Fragmento del documento =
>>

Entonces es cuando la matemática queda fuera de lugar y un antifaz no es la mitad de una máscara, un antifaz es una máscara tan grande como cualquier otra.

jueves, 6 de agosto de 2009

Un día en el campo

Sólo hace falta dejarlo todo por unas horas para darse cuenta. Únicamente irse un rato a un lugar donde no haya nada parecido a lo que conoces. Irse al campo un día y quedarse un rato, junto a un camino destapado que recorren personas con pies desnudos. Sólo hace falta eso para darse cuenta que en lugares así el tiempo fluye de una forma diferente, más lento, como un domingo caluroso cuando teníamos ocho años.

Hace unos días estuve en un pequeño pueblo, una carretera larga bordeada de casas, a un par de horas de Cali. Juego de dominó en la mañana y caminar después casi cuarenta minutos en la tarde bajo un sol que quema para llegar al río. En los pueblos el tiempo se va caminando, mientras todos te saludan y los viejos regresan del trabajo luego de pasar el día sembrando o cosechando algo, mientras los jóvenes esperan una llamada de la ciudad que les dé el trabajo que buscan y los separe de su pueblo hasta el fin de semana. Un pueblo solitario porque entre semana todos los que pueden trabajar viven en la ciudad y los que se quedan es porque aún no han conseguido algo. A los niños los cuidan los viejos mientras sus padres están lejos y corren descalzos entre las piedras para jugar con una manguera. Parece un lugar feliz, un lugar sin preocupaciones pero, como siempre, la procesión va por dentro. Es como si supieran lo inevitable del ir y volver a la ciudad, evitar los carros cuando donde viven sólo hay unos cuantos, hundidos hasta el cuello en otras urgencias. Volver a un pueblo donde todos te conocen por tu nombre, donde no se es menos que nadie, donde pueden ver ese río grande que fluye siempre y un tiempo lento que trascurre igual.

<<

Tarea a realizar =
Reescribe el texto sobre un día en el campo desde "jueves, 6 de" hasta "teníamos ocho años.", ambos incluidos, renombrando "campo" como "monte".

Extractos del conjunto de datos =
>>

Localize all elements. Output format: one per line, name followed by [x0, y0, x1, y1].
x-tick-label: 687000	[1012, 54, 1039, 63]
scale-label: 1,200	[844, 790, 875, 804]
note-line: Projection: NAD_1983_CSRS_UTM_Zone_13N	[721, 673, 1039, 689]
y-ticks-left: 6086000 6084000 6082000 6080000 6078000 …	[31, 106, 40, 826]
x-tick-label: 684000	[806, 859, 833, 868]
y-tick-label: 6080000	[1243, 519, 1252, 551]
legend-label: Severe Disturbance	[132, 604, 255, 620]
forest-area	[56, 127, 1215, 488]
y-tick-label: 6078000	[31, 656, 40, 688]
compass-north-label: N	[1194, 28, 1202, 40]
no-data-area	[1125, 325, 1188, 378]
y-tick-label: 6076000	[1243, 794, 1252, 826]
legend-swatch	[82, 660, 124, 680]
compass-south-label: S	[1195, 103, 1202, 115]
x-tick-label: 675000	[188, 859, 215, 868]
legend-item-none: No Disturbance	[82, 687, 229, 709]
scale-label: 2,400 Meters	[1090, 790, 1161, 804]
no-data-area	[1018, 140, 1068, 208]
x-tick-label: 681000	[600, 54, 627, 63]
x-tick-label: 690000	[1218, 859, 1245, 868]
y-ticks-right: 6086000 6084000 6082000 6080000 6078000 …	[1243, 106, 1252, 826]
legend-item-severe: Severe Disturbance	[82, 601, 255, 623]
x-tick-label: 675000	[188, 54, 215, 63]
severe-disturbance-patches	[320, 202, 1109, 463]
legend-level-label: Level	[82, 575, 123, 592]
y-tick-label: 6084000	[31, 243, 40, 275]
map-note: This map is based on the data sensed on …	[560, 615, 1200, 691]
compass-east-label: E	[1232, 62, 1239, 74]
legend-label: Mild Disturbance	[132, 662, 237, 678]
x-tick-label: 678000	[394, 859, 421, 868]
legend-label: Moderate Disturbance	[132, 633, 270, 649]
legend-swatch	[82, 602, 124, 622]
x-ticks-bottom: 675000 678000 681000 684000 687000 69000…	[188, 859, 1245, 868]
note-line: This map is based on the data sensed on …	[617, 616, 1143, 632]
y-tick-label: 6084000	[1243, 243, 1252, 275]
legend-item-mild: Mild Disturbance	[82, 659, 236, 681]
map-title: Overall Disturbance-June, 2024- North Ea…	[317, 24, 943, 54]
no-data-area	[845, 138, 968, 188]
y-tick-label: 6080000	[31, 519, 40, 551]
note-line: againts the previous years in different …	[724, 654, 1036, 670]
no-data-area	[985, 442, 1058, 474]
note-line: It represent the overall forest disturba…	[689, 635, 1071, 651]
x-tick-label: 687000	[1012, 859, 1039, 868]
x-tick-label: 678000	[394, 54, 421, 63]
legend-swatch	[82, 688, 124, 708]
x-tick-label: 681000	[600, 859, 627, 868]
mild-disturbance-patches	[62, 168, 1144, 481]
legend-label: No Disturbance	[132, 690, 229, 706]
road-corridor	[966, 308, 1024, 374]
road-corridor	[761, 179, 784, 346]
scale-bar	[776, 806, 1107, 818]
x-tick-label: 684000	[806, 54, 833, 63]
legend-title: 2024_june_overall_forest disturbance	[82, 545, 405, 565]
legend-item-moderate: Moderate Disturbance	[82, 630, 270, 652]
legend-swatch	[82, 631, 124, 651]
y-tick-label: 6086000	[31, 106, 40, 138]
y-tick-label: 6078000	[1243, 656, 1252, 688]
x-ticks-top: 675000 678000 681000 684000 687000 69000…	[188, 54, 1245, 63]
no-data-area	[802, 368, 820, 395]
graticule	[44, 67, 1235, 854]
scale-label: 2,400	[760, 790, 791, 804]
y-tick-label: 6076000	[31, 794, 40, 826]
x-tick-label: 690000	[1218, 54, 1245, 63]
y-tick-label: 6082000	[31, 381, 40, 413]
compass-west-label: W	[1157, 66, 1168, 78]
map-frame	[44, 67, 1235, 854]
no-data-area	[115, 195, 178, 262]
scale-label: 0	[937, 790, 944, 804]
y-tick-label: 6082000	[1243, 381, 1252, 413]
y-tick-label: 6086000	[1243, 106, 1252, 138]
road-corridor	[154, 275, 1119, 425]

<<

Área de respuesta =
jueves, 6 de agosto de 2009

Un día en el monte

Sólo hace falta dejarlo todo por unas horas para darse cuenta. Únicamente irse un rato a un lugar donde no haya nada parecido a lo que conoces. Irse al monte un día y quedarse un rato, junto a un camino destapado que recorren personas con pies desnudos. Sólo hace falta eso para darse cuenta que en lugares así el tiempo fluye de una forma diferente, más lento, como un domingo caluroso cuando teníamos ocho años.